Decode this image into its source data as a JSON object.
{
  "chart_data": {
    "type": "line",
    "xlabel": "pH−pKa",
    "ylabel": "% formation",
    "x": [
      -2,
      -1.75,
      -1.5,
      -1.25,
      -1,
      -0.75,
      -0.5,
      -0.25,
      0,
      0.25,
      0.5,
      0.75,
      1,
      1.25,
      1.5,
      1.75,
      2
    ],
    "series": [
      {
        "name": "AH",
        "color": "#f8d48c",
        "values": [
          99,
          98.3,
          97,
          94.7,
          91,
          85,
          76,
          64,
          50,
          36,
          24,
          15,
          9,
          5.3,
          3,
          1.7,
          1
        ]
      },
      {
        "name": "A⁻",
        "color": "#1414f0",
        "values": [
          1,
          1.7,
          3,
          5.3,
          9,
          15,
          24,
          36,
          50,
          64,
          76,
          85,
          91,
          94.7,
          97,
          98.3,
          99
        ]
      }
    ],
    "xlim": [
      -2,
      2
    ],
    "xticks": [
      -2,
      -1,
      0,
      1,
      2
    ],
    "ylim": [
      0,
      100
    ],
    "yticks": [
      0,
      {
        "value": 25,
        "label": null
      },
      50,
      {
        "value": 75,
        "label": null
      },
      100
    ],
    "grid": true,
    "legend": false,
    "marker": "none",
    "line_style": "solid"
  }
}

================================

Requirements:
Nothing in the data may differ; print all of it exactly as written.

Task answer:
Decode this image into its source data as a JSON object.
{
  "chart_data": {
    "type": "line",
    "xlabel": "pH−pKa",
    "ylabel": "% formation",
    "x": [
      -2,
      -1.75,
      -1.5,
      -1.25,
      -1,
      -0.75,
      -0.5,
      -0.25,
      0,
      0.25,
      0.5,
      0.75,
      1,
      1.25,
      1.5,
      1.75,
      2
    ],
    "series": [
      {
        "name": "AH",
        "color": "#f8d48c",
        "values": [
          99,
          98.3,
          97,
          94.7,
          91,
          85,
          76,
          64,
          50,
          36,
          24,
          15,
          9,
          5.3,
          3,
          1.7,
          1
        ]
      },
      {
        "name": "A⁻",
        "color": "#1414f0",
        "values": [
          1,
          1.7,
          3,
          5.3,
          9,
          15,
          24,
          36,
          50,
          64,
          76,
          85,
          91,
          94.7,
          97,
          98.3,
          99
        ]
      }
    ],
    "xlim": [
      -2,
      2
    ],
    "xticks": [
      -2,
      -1,
      0,
      1,
      2
    ],
    "ylim": [
      0,
      100
    ],
    "yticks": [
      0,
      {
        "value": 25,
        "label": null
      },
      50,
      {
        "value": 75,
        "label": null
      },
      100
    ],
    "grid": true,
    "legend": false,
    "marker": "none",
    "line_style": "solid"
  }
}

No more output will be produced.